**Stored rows**.

-------

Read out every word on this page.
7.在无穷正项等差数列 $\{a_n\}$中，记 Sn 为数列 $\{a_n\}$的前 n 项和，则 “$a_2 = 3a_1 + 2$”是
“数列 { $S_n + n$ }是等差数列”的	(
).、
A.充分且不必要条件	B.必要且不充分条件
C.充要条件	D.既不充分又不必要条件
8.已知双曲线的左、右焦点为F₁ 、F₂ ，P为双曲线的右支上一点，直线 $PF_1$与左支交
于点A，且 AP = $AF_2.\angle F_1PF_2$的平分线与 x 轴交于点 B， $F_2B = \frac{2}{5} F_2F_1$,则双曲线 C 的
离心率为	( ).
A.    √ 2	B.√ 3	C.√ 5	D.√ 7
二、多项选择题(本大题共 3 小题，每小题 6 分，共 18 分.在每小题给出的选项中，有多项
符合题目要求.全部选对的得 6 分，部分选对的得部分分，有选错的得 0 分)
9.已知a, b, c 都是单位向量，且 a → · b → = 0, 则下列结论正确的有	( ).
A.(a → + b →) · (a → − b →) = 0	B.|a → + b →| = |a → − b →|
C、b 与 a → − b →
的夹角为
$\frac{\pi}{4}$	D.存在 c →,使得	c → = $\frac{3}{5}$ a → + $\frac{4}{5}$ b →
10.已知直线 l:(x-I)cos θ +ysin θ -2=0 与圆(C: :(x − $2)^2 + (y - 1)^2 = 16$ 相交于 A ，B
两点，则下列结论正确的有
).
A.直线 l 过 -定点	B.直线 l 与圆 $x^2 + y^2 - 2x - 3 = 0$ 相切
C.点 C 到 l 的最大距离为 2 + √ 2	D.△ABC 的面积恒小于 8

-------

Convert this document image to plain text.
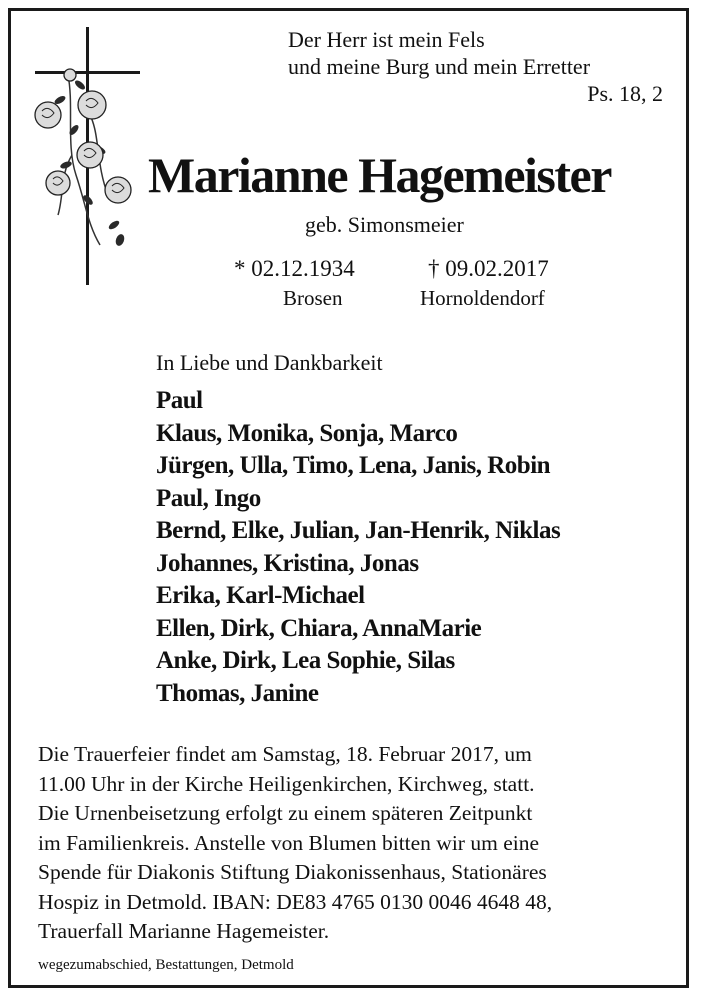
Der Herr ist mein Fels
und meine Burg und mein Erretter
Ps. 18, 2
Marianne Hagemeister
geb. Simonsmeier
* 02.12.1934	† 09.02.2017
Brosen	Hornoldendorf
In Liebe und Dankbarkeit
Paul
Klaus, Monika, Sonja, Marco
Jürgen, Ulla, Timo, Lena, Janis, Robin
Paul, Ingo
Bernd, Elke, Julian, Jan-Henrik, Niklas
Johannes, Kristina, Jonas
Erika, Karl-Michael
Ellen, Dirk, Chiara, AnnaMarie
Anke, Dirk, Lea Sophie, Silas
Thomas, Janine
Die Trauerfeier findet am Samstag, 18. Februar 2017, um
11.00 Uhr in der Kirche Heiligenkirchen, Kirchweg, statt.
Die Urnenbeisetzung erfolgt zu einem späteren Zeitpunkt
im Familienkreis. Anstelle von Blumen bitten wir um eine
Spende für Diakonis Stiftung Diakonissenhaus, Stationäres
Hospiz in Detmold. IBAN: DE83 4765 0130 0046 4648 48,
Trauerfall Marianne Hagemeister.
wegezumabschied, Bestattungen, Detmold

-------

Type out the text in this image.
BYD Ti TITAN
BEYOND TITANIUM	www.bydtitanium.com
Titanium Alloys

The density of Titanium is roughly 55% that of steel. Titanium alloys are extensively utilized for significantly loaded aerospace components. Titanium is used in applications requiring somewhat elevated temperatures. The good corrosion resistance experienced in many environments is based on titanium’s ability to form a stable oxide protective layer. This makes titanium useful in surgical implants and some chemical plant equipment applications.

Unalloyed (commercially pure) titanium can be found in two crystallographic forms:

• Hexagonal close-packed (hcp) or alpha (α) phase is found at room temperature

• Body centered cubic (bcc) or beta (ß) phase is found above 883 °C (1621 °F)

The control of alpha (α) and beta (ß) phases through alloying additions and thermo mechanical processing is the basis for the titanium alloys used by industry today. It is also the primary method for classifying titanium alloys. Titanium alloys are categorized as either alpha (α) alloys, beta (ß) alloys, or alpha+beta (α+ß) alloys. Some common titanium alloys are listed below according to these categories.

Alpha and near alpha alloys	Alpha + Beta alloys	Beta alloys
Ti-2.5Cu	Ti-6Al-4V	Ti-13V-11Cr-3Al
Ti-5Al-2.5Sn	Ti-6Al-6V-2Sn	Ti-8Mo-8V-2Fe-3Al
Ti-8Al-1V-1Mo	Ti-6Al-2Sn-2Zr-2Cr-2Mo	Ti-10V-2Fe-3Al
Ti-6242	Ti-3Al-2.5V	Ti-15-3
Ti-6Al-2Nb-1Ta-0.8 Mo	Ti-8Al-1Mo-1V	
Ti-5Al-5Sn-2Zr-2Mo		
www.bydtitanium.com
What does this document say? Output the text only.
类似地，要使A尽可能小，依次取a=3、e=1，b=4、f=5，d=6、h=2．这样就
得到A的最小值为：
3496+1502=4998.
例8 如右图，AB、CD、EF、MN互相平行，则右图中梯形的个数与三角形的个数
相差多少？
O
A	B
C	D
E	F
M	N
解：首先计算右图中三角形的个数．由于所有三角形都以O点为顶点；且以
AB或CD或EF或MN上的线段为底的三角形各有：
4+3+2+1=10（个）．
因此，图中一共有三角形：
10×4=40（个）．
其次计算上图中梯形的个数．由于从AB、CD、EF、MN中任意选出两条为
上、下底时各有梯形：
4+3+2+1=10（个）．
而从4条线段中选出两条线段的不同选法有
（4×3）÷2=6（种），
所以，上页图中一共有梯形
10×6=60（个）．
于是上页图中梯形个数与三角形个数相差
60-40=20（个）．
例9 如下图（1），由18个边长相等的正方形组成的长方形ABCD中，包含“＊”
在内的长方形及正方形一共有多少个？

-------

**Goal of the exercise**. Leave out every line without the string "则下列结论正确的有" and copy the rest.

**Response to the exercise**.
9.已知a, b, c 都是单位向量，且 a → · b → = 0, 则下列结论正确的有	( ).
两点，则下列结论正确的有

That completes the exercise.